Goal of the exercise: Your task is to repeat the entries exactly. Leave the pictures out.

•••••

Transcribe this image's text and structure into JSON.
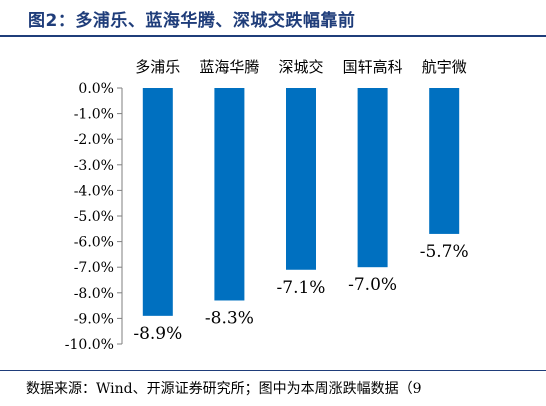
{
  "title": "图2：多浦乐、蓝海华腾、深城交跌幅靠前",
  "source": "数据来源：Wind、开源证券研究所；图中为本周涨跌幅数据（9",
  "chart_data": {
    "type": "bar",
    "categories": [
      "多浦乐",
      "蓝海华腾",
      "深城交",
      "国轩高科",
      "航宇微"
    ],
    "values": [
      -8.9,
      -8.3,
      -7.1,
      -7.0,
      -5.7
    ],
    "value_labels": [
      "-8.9%",
      "-8.3%",
      "-7.1%",
      "-7.0%",
      "-5.7%"
    ],
    "ylim": [
      -10,
      0
    ],
    "yticks": [
      0,
      -1,
      -2,
      -3,
      -4,
      -5,
      -6,
      -7,
      -8,
      -9,
      -10
    ],
    "ytick_labels": [
      "0.0%",
      "-1.0%",
      "-2.0%",
      "-3.0%",
      "-4.0%",
      "-5.0%",
      "-6.0%",
      "-7.0%",
      "-8.0%",
      "-9.0%",
      "-10.0%"
    ],
    "bar_color": "#0070c0",
    "category_position": "top",
    "grid": false,
    "legend": false
  }
}
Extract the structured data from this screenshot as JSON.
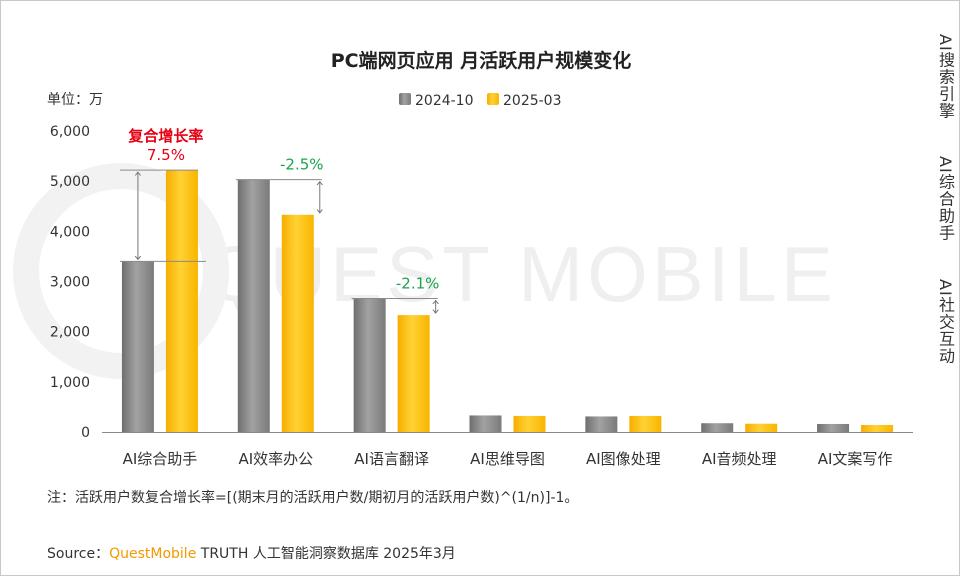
{
  "chart_data": {
    "type": "bar",
    "title": "PC端网页应用 月活跃用户规模变化",
    "unit_label": "单位：万",
    "categories": [
      "AI综合助手",
      "AI效率办公",
      "AI语言翻译",
      "AI思维导图",
      "AI图像处理",
      "AI音频处理",
      "AI文案写作"
    ],
    "series": [
      {
        "name": "2024-10",
        "color": "#8c8c8c",
        "values": [
          3400,
          5030,
          2660,
          330,
          310,
          175,
          160
        ]
      },
      {
        "name": "2025-03",
        "color": "#ffc000",
        "values": [
          5220,
          4330,
          2330,
          320,
          320,
          165,
          140
        ]
      }
    ],
    "ylim": [
      0,
      6000
    ],
    "yticks": [
      0,
      1000,
      2000,
      3000,
      4000,
      5000,
      6000
    ],
    "ytick_labels": [
      "0",
      "1,000",
      "2,000",
      "3,000",
      "4,000",
      "5,000",
      "6,000"
    ],
    "grid": false,
    "legend_position": "top-center",
    "growth_annotations": [
      {
        "category_index": 0,
        "label": "7.5%",
        "color": "#e60012"
      },
      {
        "category_index": 1,
        "label": "-2.5%",
        "color": "#1aa34a"
      },
      {
        "category_index": 2,
        "label": "-2.1%",
        "color": "#1aa34a"
      }
    ],
    "growth_header": {
      "label": "复合增长率",
      "color": "#e60012"
    },
    "watermark": "QUEST MOBILE"
  },
  "side_tabs": [
    {
      "label": "AI搜索引擎",
      "active": false
    },
    {
      "label": "AI综合助手",
      "active": true
    },
    {
      "label": "AI社交互动",
      "active": false
    }
  ],
  "footnote": "注：活跃用户数复合增长率=[(期末月的活跃用户数/期初月的活跃用户数)^(1/n)]-1。",
  "source": {
    "prefix": "Source：",
    "brand": "QuestMobile",
    "rest": " TRUTH 人工智能洞察数据库 2025年3月"
  }
}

•••••

Expected answer:
Transcribe this image's text and structure into JSON.
{
  "title": "图2：多浦乐、蓝海华腾、深城交跌幅靠前",
  "source": "数据来源：Wind、开源证券研究所；图中为本周涨跌幅数据（9",
  "chart_data": {
    "type": "bar",
    "categories": [
      "多浦乐",
      "蓝海华腾",
      "深城交",
      "国轩高科",
      "航宇微"
    ],
    "values": [
      -8.9,
      -8.3,
      -7.1,
      -7.0,
      -5.7
    ],
    "value_labels": [
      "-8.9%",
      "-8.3%",
      "-7.1%",
      "-7.0%",
      "-5.7%"
    ],
    "ylim": [
      -10,
      0
    ],
    "yticks": [
      0,
      -1,
      -2,
      -3,
      -4,
      -5,
      -6,
      -7,
      -8,
      -9,
      -10
    ],
    "ytick_labels": [
      "0.0%",
      "-1.0%",
      "-2.0%",
      "-3.0%",
      "-4.0%",
      "-5.0%",
      "-6.0%",
      "-7.0%",
      "-8.0%",
      "-9.0%",
      "-10.0%"
    ],
    "bar_color": "#0070c0",
    "category_position": "top",
    "grid": false,
    "legend": false
  }
}
Extract the structured data from this screenshot as JSON.
{
  "chart_data": {
    "type": "bar",
    "title": "PC端网页应用 月活跃用户规模变化",
    "unit_label": "单位：万",
    "categories": [
      "AI综合助手",
      "AI效率办公",
      "AI语言翻译",
      "AI思维导图",
      "AI图像处理",
      "AI音频处理",
      "AI文案写作"
    ],
    "series": [
      {
        "name": "2024-10",
        "color": "#8c8c8c",
        "values": [
          3400,
          5030,
          2660,
          330,
          310,
          175,
          160
        ]
      },
      {
        "name": "2025-03",
        "color": "#ffc000",
        "values": [
          5220,
          4330,
          2330,
          320,
          320,
          165,
          140
        ]
      }
    ],
    "ylim": [
      0,
      6000
    ],
    "yticks": [
      0,
      1000,
      2000,
      3000,
      4000,
      5000,
      6000
    ],
    "ytick_labels": [
      "0",
      "1,000",
      "2,000",
      "3,000",
      "4,000",
      "5,000",
      "6,000"
    ],
    "grid": false,
    "legend_position": "top-center",
    "growth_annotations": [
      {
        "category_index": 0,
        "label": "7.5%",
        "color": "#e60012"
      },
      {
        "category_index": 1,
        "label": "-2.5%",
        "color": "#1aa34a"
      },
      {
        "category_index": 2,
        "label": "-2.1%",
        "color": "#1aa34a"
      }
    ],
    "growth_header": {
      "label": "复合增长率",
      "color": "#e60012"
    },
    "watermark": "QUEST MOBILE"
  },
  "side_tabs": [
    {
      "label": "AI搜索引擎",
      "active": false
    },
    {
      "label": "AI综合助手",
      "active": true
    },
    {
      "label": "AI社交互动",
      "active": false
    }
  ],
  "footnote": "注：活跃用户数复合增长率=[(期末月的活跃用户数/期初月的活跃用户数)^(1/n)]-1。",
  "source": {
    "prefix": "Source：",
    "brand": "QuestMobile",
    "rest": " TRUTH 人工智能洞察数据库 2025年3月"
  }
}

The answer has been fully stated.